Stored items

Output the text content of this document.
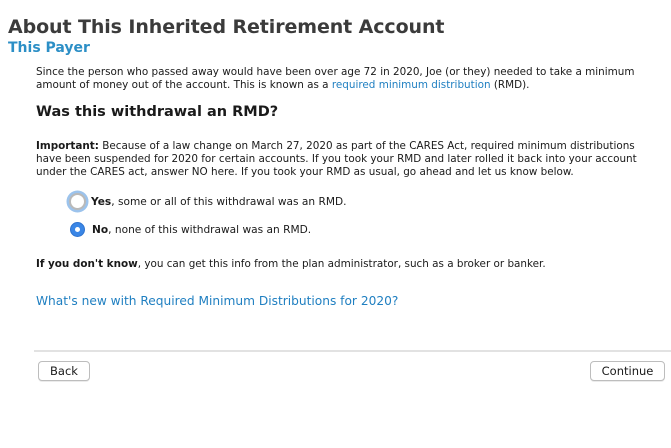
About This Inherited Retirement Account
This Payer

Since the person who passed away would have been over age 72 in 2020, Joe (or they) needed to take a minimum amount of money out of the account. This is known as a required minimum distribution (RMD).

Was this withdrawal an RMD?

Important: Because of a law change on March 27, 2020 as part of the CARES Act, required minimum distributions have been suspended for 2020 for certain accounts. If you took your RMD and later rolled it back into your account under the CARES act, answer NO here. If you took your RMD as usual, go ahead and let us know below.

Yes, some or all of this withdrawal was an RMD.
No, none of this withdrawal was an RMD.

If you don't know, you can get this info from the plan administrator, such as a broker or banker.

What's new with Required Minimum Distributions for 2020?
Back	Continue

- _WRITTEN EXERCISE_: The data above should be repeated exactly, minus any pictures.

- _RESULT FOR THIS EXERCISE_:
Output the text content of this document.
About This Inherited Retirement Account
This Payer

Since the person who passed away would have been over age 72 in 2020, Joe (or they) needed to take a minimum amount of money out of the account. This is known as a required minimum distribution (RMD).

Was this withdrawal an RMD?

Important: Because of a law change on March 27, 2020 as part of the CARES Act, required minimum distributions have been suspended for 2020 for certain accounts. If you took your RMD and later rolled it back into your account under the CARES act, answer NO here. If you took your RMD as usual, go ahead and let us know below.

Yes, some or all of this withdrawal was an RMD.
No, none of this withdrawal was an RMD.

If you don't know, you can get this info from the plan administrator, such as a broker or banker.

What's new with Required Minimum Distributions for 2020?
Back	Continue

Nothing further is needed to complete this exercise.